Prompt –
Write the data out again in full, with no departure from the original.

START Data records

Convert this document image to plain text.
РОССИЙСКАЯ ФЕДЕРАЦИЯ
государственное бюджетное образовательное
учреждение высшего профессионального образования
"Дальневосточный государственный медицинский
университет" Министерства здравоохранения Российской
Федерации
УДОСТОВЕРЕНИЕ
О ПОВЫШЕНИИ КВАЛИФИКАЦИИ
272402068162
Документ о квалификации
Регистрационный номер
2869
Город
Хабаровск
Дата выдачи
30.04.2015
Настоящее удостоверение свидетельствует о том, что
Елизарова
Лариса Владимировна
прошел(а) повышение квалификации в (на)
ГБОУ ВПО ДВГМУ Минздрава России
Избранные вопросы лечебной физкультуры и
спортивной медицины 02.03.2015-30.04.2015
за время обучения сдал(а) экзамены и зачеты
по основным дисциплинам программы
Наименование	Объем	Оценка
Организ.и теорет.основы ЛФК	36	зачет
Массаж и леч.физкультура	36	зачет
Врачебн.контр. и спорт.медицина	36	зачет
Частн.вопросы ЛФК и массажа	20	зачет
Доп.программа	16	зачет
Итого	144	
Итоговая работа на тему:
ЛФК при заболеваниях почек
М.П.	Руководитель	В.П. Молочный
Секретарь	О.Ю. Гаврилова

END Data records

Exercise answer –
Convert this document image to plain text.
РОССИЙСКАЯ ФЕДЕРАЦИЯ
государственное бюджетное образовательное
учреждение высшего профессионального образования
"Дальневосточный государственный медицинский
университет" Министерства здравоохранения Российской
Федерации
УДОСТОВЕРЕНИЕ
О ПОВЫШЕНИИ КВАЛИФИКАЦИИ
272402068162
Документ о квалификации
Регистрационный номер
2869
Город
Хабаровск
Дата выдачи
30.04.2015
Настоящее удостоверение свидетельствует о том, что
Елизарова
Лариса Владимировна
прошел(а) повышение квалификации в (на)
ГБОУ ВПО ДВГМУ Минздрава России
Избранные вопросы лечебной физкультуры и
спортивной медицины 02.03.2015-30.04.2015
за время обучения сдал(а) экзамены и зачеты
по основным дисциплинам программы
Наименование	Объем	Оценка
Организ.и теорет.основы ЛФК	36	зачет
Массаж и леч.физкультура	36	зачет
Врачебн.контр. и спорт.медицина	36	зачет
Частн.вопросы ЛФК и массажа	20	зачет
Доп.программа	16	зачет
Итого	144	
Итоговая работа на тему:
ЛФК при заболеваниях почек
М.П.	Руководитель	В.П. Молочный
Секретарь	О.Ю. Гаврилова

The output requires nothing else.